*** Data in this exercise Section Begins ***

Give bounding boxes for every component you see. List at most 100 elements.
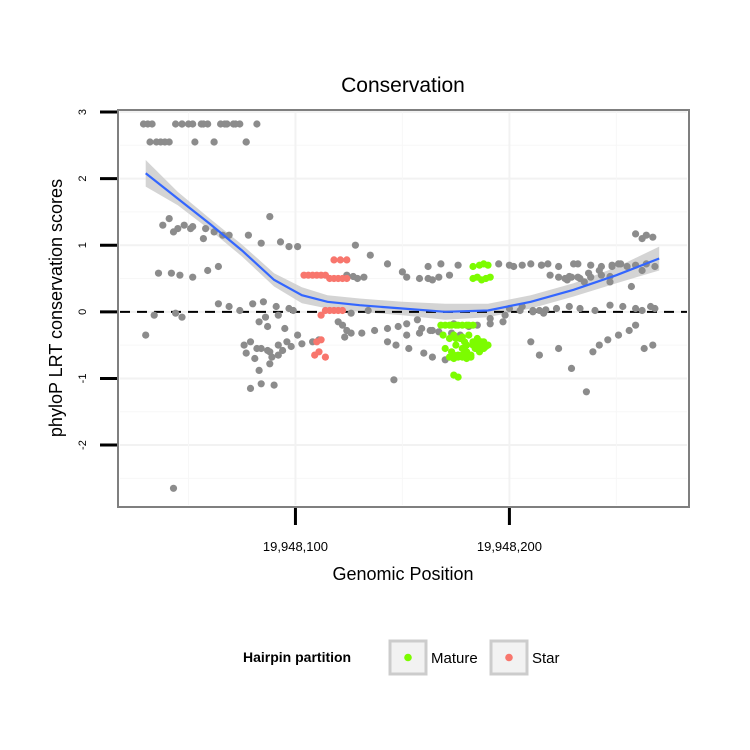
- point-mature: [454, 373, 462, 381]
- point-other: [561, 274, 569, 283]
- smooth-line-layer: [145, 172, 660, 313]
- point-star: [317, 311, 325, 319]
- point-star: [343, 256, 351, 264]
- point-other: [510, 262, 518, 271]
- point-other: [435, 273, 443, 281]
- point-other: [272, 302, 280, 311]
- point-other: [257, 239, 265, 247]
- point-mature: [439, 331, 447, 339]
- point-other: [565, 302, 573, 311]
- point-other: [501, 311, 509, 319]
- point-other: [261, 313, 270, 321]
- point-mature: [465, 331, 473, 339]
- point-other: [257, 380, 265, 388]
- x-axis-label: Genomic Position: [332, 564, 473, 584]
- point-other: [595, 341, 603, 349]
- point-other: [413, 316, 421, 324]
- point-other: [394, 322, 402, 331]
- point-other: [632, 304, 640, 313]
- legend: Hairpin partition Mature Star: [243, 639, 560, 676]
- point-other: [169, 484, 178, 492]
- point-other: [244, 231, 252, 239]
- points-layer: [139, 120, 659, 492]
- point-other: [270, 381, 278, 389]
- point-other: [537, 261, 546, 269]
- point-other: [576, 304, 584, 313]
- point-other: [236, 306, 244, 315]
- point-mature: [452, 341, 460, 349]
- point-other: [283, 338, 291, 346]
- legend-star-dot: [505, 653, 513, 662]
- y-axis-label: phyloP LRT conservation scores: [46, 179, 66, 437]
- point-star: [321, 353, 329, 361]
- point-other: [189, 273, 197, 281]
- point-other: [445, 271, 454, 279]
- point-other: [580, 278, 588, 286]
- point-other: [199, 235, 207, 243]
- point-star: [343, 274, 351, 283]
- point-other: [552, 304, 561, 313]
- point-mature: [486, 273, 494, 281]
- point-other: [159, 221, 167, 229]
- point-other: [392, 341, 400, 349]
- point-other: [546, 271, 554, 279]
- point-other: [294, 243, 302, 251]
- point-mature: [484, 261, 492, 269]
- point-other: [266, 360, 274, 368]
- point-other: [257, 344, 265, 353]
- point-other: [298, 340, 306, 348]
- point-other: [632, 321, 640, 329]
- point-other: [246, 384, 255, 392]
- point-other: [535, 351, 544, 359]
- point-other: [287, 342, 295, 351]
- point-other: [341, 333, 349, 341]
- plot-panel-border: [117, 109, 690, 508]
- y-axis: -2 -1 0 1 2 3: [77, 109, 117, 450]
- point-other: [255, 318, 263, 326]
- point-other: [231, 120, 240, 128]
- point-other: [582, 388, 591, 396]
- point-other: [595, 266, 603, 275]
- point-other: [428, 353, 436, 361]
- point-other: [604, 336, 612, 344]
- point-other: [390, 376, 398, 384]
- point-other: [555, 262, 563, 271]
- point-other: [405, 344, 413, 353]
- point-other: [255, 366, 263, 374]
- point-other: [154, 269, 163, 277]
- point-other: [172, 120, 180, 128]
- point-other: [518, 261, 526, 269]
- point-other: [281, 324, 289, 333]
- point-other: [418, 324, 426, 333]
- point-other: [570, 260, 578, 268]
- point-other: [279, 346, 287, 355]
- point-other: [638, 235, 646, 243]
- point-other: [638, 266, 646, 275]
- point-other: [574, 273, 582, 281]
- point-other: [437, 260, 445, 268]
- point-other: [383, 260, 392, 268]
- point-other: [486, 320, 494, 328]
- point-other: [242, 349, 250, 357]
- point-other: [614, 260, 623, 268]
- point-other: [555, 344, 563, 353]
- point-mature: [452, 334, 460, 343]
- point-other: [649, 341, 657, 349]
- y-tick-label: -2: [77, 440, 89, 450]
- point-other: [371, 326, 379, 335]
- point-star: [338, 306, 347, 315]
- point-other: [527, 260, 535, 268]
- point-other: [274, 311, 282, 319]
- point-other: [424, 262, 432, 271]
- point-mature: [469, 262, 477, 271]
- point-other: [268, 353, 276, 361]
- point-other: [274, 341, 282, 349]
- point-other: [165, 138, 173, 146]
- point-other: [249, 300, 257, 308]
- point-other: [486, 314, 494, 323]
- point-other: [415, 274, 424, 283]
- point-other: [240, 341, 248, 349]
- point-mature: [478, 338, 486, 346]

*** Data in this exercise Section Ends ***
*** Data in this exercise Section Begins ***

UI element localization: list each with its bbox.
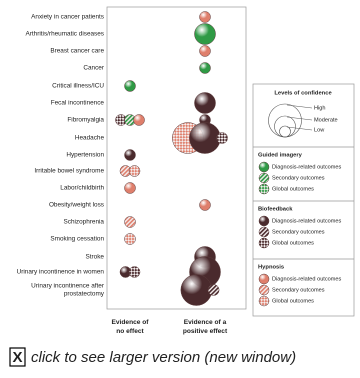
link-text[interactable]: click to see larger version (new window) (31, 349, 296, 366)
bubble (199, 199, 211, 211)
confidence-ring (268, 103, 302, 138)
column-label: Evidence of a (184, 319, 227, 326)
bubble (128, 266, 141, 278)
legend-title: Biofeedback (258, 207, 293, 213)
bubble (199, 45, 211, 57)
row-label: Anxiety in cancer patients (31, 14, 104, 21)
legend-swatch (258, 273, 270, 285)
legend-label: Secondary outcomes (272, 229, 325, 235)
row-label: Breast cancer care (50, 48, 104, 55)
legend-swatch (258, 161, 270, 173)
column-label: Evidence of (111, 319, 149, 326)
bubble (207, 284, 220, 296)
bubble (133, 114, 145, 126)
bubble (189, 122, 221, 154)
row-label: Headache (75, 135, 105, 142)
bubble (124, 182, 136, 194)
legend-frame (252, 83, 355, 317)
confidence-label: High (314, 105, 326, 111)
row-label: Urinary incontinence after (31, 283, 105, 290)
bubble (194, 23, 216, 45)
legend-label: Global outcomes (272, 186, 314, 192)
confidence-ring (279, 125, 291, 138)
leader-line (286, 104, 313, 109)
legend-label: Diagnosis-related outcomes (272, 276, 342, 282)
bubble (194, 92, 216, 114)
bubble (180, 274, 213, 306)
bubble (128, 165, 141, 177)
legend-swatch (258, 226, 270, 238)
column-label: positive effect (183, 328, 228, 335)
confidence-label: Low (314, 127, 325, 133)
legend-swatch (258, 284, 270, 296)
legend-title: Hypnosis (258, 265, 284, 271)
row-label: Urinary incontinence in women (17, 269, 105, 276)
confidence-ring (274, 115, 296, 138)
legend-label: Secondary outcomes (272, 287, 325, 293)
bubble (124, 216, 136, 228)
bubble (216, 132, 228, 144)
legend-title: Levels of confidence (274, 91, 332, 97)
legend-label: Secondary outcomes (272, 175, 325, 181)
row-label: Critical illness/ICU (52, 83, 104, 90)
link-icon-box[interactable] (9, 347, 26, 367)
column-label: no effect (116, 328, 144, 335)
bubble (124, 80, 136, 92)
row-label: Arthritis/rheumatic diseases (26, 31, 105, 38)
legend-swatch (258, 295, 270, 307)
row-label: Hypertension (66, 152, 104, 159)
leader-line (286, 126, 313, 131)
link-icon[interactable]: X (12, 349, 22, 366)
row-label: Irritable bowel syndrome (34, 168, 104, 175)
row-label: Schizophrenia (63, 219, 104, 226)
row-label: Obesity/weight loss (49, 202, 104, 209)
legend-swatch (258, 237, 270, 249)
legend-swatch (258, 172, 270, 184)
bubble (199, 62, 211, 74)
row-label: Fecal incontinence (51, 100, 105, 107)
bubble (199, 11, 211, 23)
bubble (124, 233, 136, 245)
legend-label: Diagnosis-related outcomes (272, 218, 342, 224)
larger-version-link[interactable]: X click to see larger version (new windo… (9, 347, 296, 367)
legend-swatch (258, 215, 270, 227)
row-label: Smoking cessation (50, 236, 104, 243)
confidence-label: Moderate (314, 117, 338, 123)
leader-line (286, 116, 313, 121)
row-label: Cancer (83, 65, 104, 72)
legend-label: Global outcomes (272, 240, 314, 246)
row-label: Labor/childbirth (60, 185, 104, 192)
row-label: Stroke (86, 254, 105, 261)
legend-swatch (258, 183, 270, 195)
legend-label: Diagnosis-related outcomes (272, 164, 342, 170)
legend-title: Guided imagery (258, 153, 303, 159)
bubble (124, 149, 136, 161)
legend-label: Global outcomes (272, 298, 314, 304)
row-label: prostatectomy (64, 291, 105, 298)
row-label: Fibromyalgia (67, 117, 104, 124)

*** Data in this exercise Section Ends ***

What to do: Show each line of the material where the word "title" occurs.

Task solution:
legend-title: Biofeedback (258, 207, 293, 213)
legend-title: Hypnosis (258, 265, 284, 271)
legend-title: Levels of confidence (274, 91, 332, 97)
legend-title: Guided imagery (258, 153, 303, 159)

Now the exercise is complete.